Rows
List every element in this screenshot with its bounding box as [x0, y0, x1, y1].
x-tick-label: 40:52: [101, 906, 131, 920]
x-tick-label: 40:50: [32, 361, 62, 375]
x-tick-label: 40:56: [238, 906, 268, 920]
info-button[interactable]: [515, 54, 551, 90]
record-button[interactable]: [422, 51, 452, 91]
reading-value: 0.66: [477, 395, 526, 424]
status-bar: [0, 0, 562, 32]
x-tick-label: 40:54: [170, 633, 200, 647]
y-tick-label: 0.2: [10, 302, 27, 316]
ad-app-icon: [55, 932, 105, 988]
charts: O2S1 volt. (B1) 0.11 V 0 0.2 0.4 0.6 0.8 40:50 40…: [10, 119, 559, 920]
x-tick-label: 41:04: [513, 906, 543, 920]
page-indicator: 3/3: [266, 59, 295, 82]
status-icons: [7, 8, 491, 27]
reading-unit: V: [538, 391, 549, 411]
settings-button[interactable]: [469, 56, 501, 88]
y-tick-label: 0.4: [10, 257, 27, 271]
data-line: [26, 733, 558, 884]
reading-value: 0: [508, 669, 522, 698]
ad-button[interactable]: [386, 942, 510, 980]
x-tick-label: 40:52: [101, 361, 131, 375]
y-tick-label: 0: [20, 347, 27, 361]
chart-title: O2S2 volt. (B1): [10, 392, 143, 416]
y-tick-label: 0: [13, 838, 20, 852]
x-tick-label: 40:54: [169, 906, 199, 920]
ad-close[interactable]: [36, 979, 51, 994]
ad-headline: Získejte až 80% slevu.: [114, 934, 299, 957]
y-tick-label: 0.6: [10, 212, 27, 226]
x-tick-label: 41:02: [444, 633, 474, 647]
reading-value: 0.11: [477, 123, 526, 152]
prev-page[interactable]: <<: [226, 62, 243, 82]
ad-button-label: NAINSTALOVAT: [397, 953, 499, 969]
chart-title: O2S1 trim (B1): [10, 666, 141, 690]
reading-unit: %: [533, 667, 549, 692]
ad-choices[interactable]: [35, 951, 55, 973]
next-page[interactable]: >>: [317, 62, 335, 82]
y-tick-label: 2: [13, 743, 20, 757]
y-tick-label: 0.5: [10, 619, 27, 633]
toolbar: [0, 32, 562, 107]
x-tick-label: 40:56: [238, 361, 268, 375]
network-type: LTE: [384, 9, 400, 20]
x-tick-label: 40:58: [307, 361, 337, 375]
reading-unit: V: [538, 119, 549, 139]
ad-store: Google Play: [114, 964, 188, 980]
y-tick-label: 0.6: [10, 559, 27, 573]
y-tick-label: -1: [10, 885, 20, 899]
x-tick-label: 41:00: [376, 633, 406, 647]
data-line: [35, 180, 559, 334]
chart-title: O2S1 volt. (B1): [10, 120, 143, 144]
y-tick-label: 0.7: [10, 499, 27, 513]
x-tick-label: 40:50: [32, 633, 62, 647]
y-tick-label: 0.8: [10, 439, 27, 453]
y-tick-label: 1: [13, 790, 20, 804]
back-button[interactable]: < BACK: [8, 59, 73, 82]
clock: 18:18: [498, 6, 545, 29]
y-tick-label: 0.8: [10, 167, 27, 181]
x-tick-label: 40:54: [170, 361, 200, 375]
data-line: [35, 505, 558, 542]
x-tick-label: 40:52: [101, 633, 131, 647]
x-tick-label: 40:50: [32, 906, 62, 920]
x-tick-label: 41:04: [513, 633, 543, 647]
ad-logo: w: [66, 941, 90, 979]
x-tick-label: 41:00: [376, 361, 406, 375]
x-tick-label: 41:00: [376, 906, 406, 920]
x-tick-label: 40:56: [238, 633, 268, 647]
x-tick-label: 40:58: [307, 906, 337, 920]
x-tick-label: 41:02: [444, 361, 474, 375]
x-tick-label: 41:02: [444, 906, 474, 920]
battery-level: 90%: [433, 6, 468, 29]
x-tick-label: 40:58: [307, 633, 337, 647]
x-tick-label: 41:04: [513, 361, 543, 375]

Task description
Recast the data above as a numbered list, leaving out any blank lines.

Completed task
1. List every element in this screenshot with its bounding box as [x0, y0, x1, y1].
2. x-tick-label: 40:52: [101, 906, 131, 920]
3. x-tick-label: 40:50: [32, 361, 62, 375]
4. x-tick-label: 40:56: [238, 906, 268, 920]
5. info-button[interactable]: [515, 54, 551, 90]
6. record-button[interactable]: [422, 51, 452, 91]
7. reading-value: 0.66: [477, 395, 526, 424]
8. status-bar: [0, 0, 562, 32]
9. x-tick-label: 40:54: [170, 633, 200, 647]
10. y-tick-label: 0.2: [10, 302, 27, 316]
11. ad-app-icon: [55, 932, 105, 988]
12. charts: O2S1 volt. (B1) 0.11 V 0 0.2 0.4 0.6 0.8 40:50 40…: [10, 119, 559, 920]
13. x-tick-label: 41:04: [513, 906, 543, 920]
14. page-indicator: 3/3: [266, 59, 295, 82]
15. status-icons: [7, 8, 491, 27]
16. reading-unit: V: [538, 391, 549, 411]
17. settings-button[interactable]: [469, 56, 501, 88]
18. y-tick-label: 0.4: [10, 257, 27, 271]
19. data-line: [26, 733, 558, 884]
20. reading-value: 0: [508, 669, 522, 698]
21. ad-button[interactable]: [386, 942, 510, 980]
22. x-tick-label: 40:52: [101, 361, 131, 375]
23. y-tick-label: 0: [20, 347, 27, 361]
24. chart-title: O2S2 volt. (B1): [10, 392, 143, 416]
25. y-tick-label: 0: [13, 838, 20, 852]
26. x-tick-label: 40:54: [169, 906, 199, 920]
27. ad-close[interactable]: [36, 979, 51, 994]
28. ad-headline: Získejte až 80% slevu.: [114, 934, 299, 957]
29. y-tick-label: 0.6: [10, 212, 27, 226]
30. x-tick-label: 41:02: [444, 633, 474, 647]
31. reading-value: 0.11: [477, 123, 526, 152]
32. prev-page[interactable]: <<: [226, 62, 243, 82]
33. ad-button-label: NAINSTALOVAT: [397, 953, 499, 969]
34. chart-title: O2S1 trim (B1): [10, 666, 141, 690]
35. reading-unit: %: [533, 667, 549, 692]
36. ad-choices[interactable]: [35, 951, 55, 973]
37. next-page[interactable]: >>: [317, 62, 335, 82]
38. y-tick-label: 2: [13, 743, 20, 757]
39. y-tick-label: 0.5: [10, 619, 27, 633]
40. toolbar: [0, 32, 562, 107]
41. x-tick-label: 40:56: [238, 361, 268, 375]
42. network-type: LTE: [384, 9, 400, 20]
43. x-tick-label: 40:58: [307, 361, 337, 375]
44. reading-unit: V: [538, 119, 549, 139]
45. ad-store: Google Play: [114, 964, 188, 980]
46. y-tick-label: 0.6: [10, 559, 27, 573]
47. y-tick-label: -1: [10, 885, 20, 899]
48. x-tick-label: 41:00: [376, 633, 406, 647]
49. data-line: [35, 180, 559, 334]
50. chart-title: O2S1 volt. (B1): [10, 120, 143, 144]
51. y-tick-label: 0.7: [10, 499, 27, 513]
52. x-tick-label: 40:50: [32, 633, 62, 647]
53. y-tick-label: 0.8: [10, 439, 27, 453]
54. y-tick-label: 1: [13, 790, 20, 804]
55. back-button[interactable]: < BACK: [8, 59, 73, 82]
56. clock: 18:18: [498, 6, 545, 29]
57. y-tick-label: 0.8: [10, 167, 27, 181]
58. x-tick-label: 40:54: [170, 361, 200, 375]
59. data-line: [35, 505, 558, 542]
60. x-tick-label: 40:52: [101, 633, 131, 647]
61. x-tick-label: 40:50: [32, 906, 62, 920]
62. x-tick-label: 41:04: [513, 633, 543, 647]
63. ad-logo: w: [66, 941, 90, 979]
64. x-tick-label: 41:00: [376, 361, 406, 375]
65. x-tick-label: 41:00: [376, 906, 406, 920]
66. x-tick-label: 40:56: [238, 633, 268, 647]
67. x-tick-label: 40:58: [307, 906, 337, 920]
68. x-tick-label: 41:02: [444, 361, 474, 375]
69. x-tick-label: 41:02: [444, 906, 474, 920]
70. battery-level: 90%: [433, 6, 468, 29]
71. x-tick-label: 40:58: [307, 633, 337, 647]
72. x-tick-label: 41:04: [513, 361, 543, 375]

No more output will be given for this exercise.